**TASK OBJECTIVE**
Print all entries precisely as they are written.
◇ ◇ ◇ ◇
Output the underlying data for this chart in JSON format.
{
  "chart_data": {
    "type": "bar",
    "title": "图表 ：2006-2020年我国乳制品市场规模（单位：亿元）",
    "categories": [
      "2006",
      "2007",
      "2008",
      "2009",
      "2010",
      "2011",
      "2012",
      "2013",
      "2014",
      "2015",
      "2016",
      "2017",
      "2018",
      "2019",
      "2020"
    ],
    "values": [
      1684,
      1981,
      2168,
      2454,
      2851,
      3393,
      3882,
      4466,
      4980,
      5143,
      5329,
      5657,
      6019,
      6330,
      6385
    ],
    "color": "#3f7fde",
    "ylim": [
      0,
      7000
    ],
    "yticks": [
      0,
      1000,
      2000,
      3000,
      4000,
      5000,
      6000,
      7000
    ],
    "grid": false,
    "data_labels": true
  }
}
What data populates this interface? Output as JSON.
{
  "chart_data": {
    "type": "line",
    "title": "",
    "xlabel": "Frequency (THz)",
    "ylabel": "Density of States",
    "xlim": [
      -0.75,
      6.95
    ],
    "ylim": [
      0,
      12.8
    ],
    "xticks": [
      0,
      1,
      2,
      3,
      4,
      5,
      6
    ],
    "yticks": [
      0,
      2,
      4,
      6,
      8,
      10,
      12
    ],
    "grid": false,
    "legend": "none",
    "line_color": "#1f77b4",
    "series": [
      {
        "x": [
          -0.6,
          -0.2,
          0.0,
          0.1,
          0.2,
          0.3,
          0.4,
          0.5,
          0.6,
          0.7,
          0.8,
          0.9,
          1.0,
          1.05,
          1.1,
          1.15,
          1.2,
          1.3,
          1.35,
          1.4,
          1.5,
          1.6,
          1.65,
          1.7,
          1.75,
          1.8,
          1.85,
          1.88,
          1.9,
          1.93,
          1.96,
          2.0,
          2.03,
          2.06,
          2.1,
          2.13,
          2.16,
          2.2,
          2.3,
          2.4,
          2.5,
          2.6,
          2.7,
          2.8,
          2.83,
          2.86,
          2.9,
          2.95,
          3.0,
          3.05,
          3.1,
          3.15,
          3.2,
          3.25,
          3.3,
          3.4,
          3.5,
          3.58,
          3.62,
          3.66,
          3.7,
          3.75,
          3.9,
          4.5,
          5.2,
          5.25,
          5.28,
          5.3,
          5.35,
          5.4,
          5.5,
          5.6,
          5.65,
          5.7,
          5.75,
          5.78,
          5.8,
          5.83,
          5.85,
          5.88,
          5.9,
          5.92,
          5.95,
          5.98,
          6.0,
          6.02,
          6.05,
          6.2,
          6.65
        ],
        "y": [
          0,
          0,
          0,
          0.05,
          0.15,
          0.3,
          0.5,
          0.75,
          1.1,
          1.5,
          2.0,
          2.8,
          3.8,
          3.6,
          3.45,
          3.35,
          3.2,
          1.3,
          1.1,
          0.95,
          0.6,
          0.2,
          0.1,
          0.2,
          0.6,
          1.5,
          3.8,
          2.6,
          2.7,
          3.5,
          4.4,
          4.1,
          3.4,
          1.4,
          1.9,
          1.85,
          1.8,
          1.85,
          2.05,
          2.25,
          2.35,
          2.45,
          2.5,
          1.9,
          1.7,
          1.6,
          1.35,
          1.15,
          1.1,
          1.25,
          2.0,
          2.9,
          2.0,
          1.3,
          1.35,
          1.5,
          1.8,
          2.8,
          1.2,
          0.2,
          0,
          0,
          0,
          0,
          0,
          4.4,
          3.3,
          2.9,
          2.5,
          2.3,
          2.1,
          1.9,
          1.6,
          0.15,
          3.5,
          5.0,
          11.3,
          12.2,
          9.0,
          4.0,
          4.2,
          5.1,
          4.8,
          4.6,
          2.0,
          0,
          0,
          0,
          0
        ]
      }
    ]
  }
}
◇ ◇ ◇ ◇
**CORRECT ANSWER**
Output the underlying data for this chart in JSON format.
{
  "chart_data": {
    "type": "bar",
    "title": "图表 ：2006-2020年我国乳制品市场规模（单位：亿元）",
    "categories": [
      "2006",
      "2007",
      "2008",
      "2009",
      "2010",
      "2011",
      "2012",
      "2013",
      "2014",
      "2015",
      "2016",
      "2017",
      "2018",
      "2019",
      "2020"
    ],
    "values": [
      1684,
      1981,
      2168,
      2454,
      2851,
      3393,
      3882,
      4466,
      4980,
      5143,
      5329,
      5657,
      6019,
      6330,
      6385
    ],
    "color": "#3f7fde",
    "ylim": [
      0,
      7000
    ],
    "yticks": [
      0,
      1000,
      2000,
      3000,
      4000,
      5000,
      6000,
      7000
    ],
    "grid": false,
    "data_labels": true
  }
}
What data populates this interface? Output as JSON.
{
  "chart_data": {
    "type": "line",
    "title": "",
    "xlabel": "Frequency (THz)",
    "ylabel": "Density of States",
    "xlim": [
      -0.75,
      6.95
    ],
    "ylim": [
      0,
      12.8
    ],
    "xticks": [
      0,
      1,
      2,
      3,
      4,
      5,
      6
    ],
    "yticks": [
      0,
      2,
      4,
      6,
      8,
      10,
      12
    ],
    "grid": false,
    "legend": "none",
    "line_color": "#1f77b4",
    "series": [
      {
        "x": [
          -0.6,
          -0.2,
          0.0,
          0.1,
          0.2,
          0.3,
          0.4,
          0.5,
          0.6,
          0.7,
          0.8,
          0.9,
          1.0,
          1.05,
          1.1,
          1.15,
          1.2,
          1.3,
          1.35,
          1.4,
          1.5,
          1.6,
          1.65,
          1.7,
          1.75,
          1.8,
          1.85,
          1.88,
          1.9,
          1.93,
          1.96,
          2.0,
          2.03,
          2.06,
          2.1,
          2.13,
          2.16,
          2.2,
          2.3,
          2.4,
          2.5,
          2.6,
          2.7,
          2.8,
          2.83,
          2.86,
          2.9,
          2.95,
          3.0,
          3.05,
          3.1,
          3.15,
          3.2,
          3.25,
          3.3,
          3.4,
          3.5,
          3.58,
          3.62,
          3.66,
          3.7,
          3.75,
          3.9,
          4.5,
          5.2,
          5.25,
          5.28,
          5.3,
          5.35,
          5.4,
          5.5,
          5.6,
          5.65,
          5.7,
          5.75,
          5.78,
          5.8,
          5.83,
          5.85,
          5.88,
          5.9,
          5.92,
          5.95,
          5.98,
          6.0,
          6.02,
          6.05,
          6.2,
          6.65
        ],
        "y": [
          0,
          0,
          0,
          0.05,
          0.15,
          0.3,
          0.5,
          0.75,
          1.1,
          1.5,
          2.0,
          2.8,
          3.8,
          3.6,
          3.45,
          3.35,
          3.2,
          1.3,
          1.1,
          0.95,
          0.6,
          0.2,
          0.1,
          0.2,
          0.6,
          1.5,
          3.8,
          2.6,
          2.7,
          3.5,
          4.4,
          4.1,
          3.4,
          1.4,
          1.9,
          1.85,
          1.8,
          1.85,
          2.05,
          2.25,
          2.35,
          2.45,
          2.5,
          1.9,
          1.7,
          1.6,
          1.35,
          1.15,
          1.1,
          1.25,
          2.0,
          2.9,
          2.0,
          1.3,
          1.35,
          1.5,
          1.8,
          2.8,
          1.2,
          0.2,
          0,
          0,
          0,
          0,
          0,
          4.4,
          3.3,
          2.9,
          2.5,
          2.3,
          2.1,
          1.9,
          1.6,
          0.15,
          3.5,
          5.0,
          11.3,
          12.2,
          9.0,
          4.0,
          4.2,
          5.1,
          4.8,
          4.6,
          2.0,
          0,
          0,
          0,
          0
        ]
      }
    ]
  }
}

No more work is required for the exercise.